Short problem: Identify each line in the records below that contains the word "structured", and copy it.

Information shown:
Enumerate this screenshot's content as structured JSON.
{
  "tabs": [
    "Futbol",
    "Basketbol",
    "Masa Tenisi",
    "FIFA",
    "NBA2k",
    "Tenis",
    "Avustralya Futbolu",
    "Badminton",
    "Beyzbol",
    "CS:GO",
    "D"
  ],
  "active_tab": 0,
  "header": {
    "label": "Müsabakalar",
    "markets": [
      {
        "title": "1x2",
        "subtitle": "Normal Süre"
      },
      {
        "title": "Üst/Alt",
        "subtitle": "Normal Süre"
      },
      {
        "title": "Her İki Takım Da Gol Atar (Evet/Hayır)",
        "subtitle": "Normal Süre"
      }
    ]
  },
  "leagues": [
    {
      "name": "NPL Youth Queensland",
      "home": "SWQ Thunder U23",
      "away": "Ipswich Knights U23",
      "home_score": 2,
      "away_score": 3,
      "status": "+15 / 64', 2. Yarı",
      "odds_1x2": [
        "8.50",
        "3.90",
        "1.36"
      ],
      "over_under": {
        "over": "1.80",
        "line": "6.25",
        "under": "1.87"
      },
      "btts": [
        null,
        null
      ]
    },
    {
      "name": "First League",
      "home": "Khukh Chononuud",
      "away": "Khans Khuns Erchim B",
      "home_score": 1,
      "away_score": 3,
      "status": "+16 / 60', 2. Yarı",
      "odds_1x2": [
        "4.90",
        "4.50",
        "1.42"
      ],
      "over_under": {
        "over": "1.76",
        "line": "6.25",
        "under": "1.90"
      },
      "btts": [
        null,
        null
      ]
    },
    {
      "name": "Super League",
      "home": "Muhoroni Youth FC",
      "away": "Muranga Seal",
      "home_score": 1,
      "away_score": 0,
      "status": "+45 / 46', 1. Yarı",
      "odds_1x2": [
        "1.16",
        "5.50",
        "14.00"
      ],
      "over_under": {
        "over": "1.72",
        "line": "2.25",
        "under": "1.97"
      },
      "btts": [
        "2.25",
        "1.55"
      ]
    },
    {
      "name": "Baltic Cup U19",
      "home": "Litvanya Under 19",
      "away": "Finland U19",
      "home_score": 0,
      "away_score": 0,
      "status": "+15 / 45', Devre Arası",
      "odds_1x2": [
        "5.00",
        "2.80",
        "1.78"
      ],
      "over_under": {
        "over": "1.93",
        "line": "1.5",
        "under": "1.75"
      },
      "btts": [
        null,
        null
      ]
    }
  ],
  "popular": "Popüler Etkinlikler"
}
==
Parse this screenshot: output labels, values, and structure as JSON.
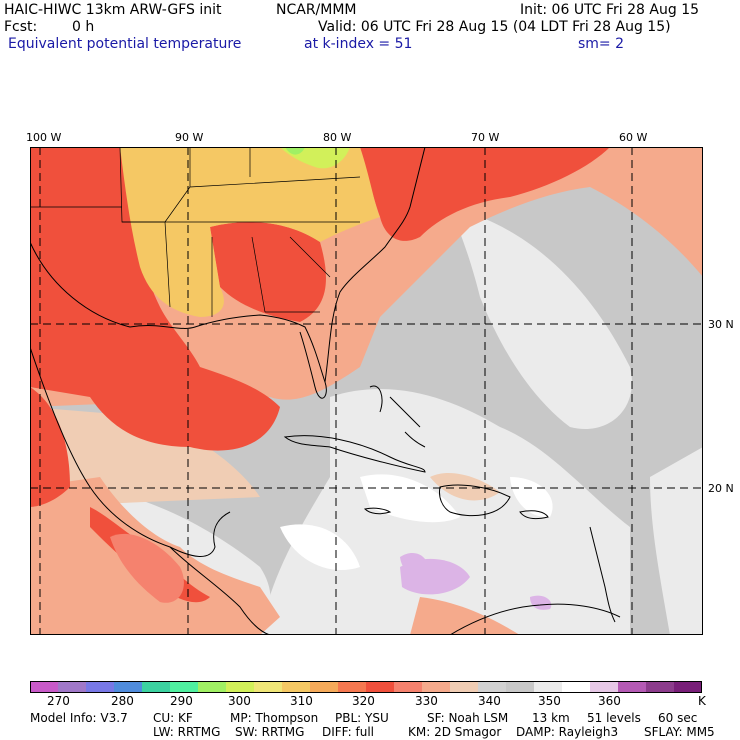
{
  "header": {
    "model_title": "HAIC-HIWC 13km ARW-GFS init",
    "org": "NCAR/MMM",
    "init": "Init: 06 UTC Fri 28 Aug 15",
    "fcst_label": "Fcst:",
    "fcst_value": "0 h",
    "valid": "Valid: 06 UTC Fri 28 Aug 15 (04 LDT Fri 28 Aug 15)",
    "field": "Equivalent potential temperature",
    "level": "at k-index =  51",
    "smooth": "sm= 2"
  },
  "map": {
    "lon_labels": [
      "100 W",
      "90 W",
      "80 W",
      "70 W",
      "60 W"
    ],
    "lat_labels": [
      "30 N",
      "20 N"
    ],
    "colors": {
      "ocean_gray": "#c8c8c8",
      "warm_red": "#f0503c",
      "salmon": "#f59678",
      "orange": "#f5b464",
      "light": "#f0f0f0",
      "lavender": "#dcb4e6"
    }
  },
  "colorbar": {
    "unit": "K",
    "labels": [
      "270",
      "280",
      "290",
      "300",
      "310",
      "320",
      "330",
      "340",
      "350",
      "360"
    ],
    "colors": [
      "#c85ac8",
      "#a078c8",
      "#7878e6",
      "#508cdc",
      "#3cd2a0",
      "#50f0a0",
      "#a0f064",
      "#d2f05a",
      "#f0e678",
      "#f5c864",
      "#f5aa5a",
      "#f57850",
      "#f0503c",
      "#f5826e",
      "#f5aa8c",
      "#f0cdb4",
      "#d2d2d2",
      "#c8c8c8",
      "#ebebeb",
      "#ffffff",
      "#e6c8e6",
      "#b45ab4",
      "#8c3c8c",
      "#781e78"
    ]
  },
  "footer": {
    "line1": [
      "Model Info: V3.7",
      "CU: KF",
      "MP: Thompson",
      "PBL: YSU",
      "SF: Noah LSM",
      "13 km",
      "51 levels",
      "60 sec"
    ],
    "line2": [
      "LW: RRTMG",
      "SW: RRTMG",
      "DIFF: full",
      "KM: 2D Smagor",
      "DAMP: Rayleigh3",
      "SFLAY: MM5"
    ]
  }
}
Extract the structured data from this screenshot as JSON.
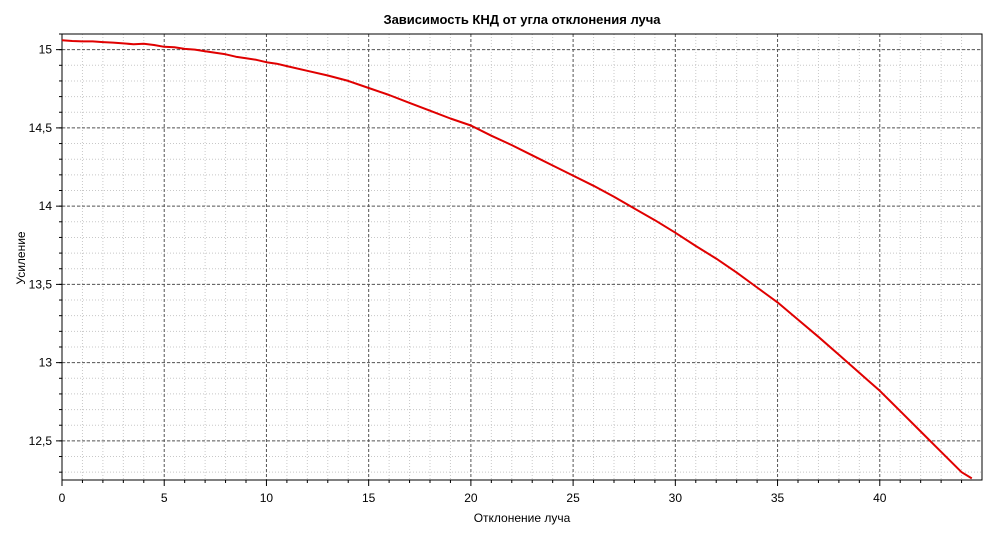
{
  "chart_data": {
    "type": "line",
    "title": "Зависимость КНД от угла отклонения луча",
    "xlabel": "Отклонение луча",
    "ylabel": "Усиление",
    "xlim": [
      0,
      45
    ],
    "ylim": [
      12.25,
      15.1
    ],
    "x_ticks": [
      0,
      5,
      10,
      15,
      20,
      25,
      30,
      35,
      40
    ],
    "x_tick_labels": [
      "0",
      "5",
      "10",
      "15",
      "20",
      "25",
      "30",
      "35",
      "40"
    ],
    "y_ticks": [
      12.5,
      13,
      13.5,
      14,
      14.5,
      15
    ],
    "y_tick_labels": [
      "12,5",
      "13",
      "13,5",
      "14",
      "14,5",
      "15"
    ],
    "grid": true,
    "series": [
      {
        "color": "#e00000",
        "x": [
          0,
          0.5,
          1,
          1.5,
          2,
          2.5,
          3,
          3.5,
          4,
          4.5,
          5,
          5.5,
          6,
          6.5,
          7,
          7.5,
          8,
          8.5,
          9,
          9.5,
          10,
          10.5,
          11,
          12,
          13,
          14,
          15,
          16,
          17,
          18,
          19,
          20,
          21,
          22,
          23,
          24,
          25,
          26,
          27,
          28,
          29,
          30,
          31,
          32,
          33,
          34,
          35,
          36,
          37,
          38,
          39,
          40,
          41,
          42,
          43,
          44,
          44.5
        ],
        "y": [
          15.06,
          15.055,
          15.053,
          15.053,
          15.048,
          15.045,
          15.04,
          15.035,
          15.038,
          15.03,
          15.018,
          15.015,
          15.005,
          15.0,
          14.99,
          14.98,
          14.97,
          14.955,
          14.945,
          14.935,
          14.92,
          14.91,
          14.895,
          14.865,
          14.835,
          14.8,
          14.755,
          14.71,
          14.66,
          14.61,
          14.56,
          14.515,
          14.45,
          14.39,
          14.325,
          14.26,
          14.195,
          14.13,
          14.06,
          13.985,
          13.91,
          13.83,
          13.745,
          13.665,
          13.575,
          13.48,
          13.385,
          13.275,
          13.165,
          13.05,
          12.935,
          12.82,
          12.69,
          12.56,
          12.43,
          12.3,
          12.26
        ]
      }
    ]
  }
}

Answer to the problem:
Enumerate this screenshot's content as structured JSON.
Extract the structured data from this screenshot as JSON.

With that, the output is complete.